[Rows from a figure dataset]
◆ ◆ ◆
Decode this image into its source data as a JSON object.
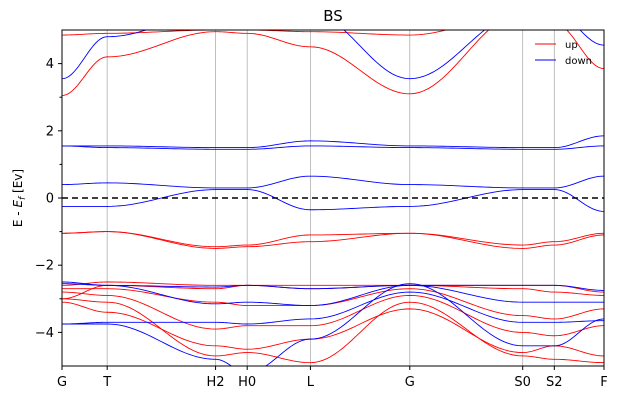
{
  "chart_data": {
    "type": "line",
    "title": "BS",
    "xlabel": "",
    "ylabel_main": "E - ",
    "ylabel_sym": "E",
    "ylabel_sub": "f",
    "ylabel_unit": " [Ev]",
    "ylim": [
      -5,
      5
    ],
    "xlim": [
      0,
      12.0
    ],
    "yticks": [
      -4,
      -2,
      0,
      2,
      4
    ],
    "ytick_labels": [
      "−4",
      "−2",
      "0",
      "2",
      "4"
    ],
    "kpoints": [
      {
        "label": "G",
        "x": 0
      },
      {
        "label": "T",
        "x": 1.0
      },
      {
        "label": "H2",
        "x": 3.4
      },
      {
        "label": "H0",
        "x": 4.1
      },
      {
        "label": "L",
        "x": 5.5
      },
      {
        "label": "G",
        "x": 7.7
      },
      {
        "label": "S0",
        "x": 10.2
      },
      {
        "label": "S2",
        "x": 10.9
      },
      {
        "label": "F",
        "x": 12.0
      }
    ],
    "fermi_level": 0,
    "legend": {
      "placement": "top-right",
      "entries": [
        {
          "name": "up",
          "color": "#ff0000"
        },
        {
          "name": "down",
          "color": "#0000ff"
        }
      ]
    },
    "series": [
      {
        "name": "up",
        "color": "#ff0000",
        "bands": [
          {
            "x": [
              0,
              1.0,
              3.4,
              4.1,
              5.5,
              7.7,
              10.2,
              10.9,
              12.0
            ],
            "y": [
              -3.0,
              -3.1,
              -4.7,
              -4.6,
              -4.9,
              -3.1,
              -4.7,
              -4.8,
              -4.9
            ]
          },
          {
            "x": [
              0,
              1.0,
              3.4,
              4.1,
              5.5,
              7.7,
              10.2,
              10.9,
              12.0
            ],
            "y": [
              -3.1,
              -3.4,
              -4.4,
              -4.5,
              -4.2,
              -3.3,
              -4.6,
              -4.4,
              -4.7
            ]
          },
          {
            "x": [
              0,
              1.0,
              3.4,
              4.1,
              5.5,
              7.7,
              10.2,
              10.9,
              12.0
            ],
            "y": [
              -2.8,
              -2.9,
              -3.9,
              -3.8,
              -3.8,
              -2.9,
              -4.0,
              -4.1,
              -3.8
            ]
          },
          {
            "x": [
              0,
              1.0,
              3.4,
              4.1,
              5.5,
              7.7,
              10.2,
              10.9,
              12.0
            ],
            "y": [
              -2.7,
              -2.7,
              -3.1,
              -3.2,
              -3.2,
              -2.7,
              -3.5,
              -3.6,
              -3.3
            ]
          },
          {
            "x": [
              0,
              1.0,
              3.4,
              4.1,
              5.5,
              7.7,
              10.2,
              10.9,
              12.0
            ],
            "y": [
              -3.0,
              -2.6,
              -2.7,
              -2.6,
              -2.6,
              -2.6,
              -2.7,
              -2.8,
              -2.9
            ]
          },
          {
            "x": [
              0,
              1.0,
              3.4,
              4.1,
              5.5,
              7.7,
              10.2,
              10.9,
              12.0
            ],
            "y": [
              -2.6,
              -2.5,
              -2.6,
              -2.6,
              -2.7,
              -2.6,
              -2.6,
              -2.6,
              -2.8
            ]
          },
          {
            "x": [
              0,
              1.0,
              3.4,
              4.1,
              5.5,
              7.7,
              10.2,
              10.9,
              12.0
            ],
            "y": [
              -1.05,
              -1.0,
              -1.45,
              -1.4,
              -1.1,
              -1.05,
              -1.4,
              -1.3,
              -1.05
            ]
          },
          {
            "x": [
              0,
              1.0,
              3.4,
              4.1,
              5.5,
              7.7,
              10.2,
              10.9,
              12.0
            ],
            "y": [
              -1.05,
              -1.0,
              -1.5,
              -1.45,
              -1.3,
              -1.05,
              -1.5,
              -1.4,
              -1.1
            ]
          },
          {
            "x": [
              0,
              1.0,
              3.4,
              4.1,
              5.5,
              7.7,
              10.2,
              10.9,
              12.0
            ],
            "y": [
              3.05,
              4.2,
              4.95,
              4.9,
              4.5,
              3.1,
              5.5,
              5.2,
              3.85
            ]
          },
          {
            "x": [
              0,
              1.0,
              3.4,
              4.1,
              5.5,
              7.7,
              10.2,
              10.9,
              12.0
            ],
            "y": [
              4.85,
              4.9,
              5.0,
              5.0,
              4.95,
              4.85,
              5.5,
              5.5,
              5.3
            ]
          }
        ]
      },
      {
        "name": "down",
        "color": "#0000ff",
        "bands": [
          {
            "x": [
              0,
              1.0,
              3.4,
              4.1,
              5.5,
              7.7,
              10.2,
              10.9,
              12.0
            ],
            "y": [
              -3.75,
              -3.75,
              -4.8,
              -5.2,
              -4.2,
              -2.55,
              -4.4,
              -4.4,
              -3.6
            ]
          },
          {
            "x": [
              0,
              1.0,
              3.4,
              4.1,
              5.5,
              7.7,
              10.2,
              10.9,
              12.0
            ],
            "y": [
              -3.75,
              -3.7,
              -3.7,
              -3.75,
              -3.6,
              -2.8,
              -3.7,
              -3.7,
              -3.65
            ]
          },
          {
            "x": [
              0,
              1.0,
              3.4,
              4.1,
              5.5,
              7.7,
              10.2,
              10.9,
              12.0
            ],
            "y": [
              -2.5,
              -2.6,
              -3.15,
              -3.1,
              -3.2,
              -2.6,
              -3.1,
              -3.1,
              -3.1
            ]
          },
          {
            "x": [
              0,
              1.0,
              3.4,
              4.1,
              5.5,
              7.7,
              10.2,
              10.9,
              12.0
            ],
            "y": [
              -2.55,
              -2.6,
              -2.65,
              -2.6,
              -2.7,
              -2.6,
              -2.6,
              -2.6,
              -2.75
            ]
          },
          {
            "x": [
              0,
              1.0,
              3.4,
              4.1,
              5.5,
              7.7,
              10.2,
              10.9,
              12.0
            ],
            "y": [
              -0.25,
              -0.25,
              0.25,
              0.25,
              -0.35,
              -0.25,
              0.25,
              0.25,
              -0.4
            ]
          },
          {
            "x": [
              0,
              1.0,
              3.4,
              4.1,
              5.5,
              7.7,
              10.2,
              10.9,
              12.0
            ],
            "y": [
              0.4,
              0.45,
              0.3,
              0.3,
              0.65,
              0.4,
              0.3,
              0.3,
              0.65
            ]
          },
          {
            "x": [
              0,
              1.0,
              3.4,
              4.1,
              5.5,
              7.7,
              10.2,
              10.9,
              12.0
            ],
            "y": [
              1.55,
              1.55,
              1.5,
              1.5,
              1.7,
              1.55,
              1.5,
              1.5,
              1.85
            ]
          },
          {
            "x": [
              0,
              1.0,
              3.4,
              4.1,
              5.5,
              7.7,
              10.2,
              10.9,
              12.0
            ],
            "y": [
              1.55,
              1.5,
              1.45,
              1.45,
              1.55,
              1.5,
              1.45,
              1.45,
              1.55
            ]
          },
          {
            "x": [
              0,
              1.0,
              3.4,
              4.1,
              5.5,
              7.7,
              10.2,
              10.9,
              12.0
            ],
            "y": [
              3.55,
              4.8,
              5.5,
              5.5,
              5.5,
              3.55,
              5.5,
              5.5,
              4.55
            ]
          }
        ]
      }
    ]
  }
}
◆ ◆ ◆
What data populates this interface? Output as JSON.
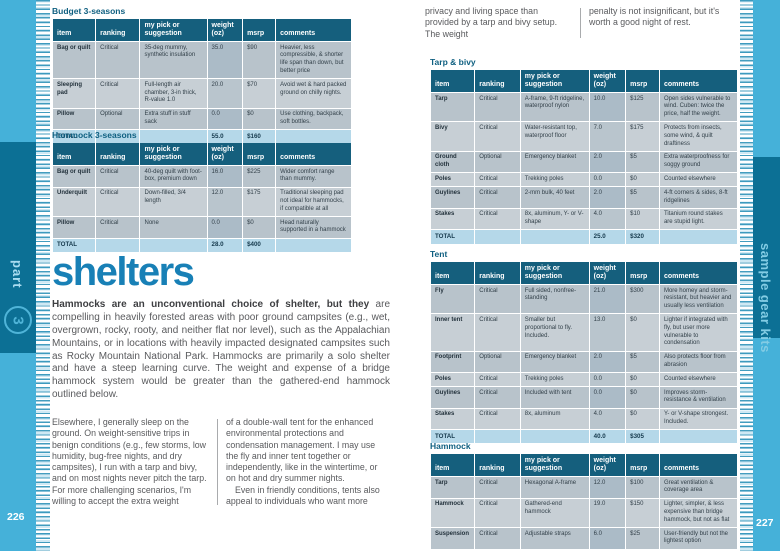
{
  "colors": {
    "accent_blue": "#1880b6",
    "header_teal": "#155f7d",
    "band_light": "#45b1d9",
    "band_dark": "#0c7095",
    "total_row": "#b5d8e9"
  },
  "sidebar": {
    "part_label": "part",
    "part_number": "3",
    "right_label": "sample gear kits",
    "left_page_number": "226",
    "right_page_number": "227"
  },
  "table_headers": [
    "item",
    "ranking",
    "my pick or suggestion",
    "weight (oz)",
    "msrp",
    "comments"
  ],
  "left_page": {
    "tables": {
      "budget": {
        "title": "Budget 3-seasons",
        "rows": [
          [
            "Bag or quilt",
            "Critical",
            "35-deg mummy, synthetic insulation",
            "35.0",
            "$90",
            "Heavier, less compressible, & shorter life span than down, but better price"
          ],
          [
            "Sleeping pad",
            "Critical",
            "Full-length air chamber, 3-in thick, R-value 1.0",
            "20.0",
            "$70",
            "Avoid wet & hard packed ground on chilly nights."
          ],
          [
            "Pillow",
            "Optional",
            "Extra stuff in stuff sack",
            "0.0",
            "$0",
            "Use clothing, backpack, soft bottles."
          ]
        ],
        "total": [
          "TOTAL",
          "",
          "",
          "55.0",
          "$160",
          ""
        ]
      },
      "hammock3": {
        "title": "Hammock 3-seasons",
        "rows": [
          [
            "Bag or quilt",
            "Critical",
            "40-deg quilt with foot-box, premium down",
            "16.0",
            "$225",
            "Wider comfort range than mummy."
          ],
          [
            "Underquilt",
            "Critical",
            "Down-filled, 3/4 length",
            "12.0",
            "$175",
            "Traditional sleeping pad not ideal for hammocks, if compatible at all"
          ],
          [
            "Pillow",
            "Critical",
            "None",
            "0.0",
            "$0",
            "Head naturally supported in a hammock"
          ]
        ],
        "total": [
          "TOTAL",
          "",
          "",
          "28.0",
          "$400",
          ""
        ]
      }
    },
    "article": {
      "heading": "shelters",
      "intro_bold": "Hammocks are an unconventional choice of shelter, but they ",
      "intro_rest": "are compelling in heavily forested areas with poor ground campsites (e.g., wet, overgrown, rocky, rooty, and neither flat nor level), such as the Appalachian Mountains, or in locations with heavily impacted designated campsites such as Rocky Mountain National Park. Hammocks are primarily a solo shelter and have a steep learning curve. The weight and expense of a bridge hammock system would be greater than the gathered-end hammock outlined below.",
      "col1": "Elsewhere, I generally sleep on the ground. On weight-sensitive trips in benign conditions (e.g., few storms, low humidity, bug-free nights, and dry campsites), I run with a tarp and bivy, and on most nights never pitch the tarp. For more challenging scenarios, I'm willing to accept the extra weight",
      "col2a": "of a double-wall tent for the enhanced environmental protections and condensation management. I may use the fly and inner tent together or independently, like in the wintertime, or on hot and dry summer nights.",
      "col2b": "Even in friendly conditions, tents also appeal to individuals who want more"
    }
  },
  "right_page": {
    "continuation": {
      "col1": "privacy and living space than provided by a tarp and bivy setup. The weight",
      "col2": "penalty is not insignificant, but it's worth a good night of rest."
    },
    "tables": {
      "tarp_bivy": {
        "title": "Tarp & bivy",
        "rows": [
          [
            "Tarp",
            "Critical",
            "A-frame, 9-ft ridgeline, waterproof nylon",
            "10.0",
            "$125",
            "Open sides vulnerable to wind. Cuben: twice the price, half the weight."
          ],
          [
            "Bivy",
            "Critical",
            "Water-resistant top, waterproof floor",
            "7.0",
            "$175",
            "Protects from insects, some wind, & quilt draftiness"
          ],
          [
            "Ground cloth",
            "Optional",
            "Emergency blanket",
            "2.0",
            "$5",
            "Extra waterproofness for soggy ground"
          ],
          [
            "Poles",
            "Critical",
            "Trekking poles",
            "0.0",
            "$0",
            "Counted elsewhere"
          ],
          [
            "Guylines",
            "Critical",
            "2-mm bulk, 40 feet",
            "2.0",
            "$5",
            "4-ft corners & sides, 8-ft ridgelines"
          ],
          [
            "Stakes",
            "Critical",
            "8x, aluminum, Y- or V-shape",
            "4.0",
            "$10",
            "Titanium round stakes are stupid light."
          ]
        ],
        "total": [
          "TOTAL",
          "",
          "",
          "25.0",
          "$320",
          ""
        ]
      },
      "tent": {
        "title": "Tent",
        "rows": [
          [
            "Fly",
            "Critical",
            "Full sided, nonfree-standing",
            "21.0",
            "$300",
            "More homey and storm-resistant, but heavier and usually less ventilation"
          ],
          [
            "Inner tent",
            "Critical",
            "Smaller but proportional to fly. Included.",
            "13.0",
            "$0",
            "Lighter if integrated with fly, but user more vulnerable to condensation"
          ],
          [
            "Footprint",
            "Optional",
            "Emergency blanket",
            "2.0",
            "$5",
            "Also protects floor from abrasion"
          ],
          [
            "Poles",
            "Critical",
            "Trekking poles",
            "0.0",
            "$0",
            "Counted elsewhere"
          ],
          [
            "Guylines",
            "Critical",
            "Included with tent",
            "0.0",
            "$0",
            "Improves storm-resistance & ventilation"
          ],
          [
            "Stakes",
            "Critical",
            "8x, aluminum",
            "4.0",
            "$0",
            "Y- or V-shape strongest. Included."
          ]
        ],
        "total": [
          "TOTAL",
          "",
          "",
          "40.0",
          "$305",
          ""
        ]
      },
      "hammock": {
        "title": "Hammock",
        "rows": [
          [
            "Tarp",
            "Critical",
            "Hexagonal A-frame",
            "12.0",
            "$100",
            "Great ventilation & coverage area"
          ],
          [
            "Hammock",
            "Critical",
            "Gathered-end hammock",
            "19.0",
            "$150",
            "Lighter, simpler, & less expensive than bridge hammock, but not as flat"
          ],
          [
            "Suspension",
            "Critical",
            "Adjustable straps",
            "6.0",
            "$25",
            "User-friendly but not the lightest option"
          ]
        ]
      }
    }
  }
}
◆ ◆ ◆
_Objective_
Find "frame". Copy every line it occurs in.

_Task result_
            "A-frame, 9-ft ridgeline, waterproof nylon",
            "Hexagonal A-frame",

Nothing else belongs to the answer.